++++ Given information

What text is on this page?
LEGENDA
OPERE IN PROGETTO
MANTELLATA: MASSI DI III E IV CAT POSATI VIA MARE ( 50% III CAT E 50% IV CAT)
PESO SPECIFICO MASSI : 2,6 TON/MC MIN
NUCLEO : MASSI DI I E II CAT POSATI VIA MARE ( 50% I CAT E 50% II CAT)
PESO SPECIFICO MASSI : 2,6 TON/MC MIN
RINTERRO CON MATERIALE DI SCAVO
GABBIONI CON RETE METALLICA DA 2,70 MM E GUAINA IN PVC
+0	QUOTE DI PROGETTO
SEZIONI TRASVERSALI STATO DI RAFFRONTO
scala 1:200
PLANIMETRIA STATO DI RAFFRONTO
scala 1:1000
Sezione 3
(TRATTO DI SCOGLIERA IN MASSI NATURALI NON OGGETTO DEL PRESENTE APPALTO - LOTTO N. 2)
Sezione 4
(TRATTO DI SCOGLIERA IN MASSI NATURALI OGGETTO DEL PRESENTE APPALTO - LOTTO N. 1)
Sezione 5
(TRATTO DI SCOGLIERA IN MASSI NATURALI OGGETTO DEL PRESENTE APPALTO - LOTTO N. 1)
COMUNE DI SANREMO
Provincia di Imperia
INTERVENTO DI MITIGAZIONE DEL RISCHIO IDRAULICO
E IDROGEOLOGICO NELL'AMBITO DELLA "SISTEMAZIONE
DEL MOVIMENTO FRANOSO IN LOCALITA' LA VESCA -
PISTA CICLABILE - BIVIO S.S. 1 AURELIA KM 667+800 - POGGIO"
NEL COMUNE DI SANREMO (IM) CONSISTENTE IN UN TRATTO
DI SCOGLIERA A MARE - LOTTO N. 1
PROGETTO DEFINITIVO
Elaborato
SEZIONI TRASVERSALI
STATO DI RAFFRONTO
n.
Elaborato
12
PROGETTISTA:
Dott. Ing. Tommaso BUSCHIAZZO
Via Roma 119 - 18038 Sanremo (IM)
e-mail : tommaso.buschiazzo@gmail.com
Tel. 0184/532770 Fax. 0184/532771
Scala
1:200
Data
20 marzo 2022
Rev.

++++++++

Your objective:
Extract every line containing the string "MARE" from the material.

Final result:
MANTELLATA: MASSI DI III E IV CAT POSATI VIA MARE ( 50% III CAT E 50% IV CAT)
NUCLEO : MASSI DI I E II CAT POSATI VIA MARE ( 50% I CAT E 50% II CAT)
DI SCOGLIERA A MARE - LOTTO N. 1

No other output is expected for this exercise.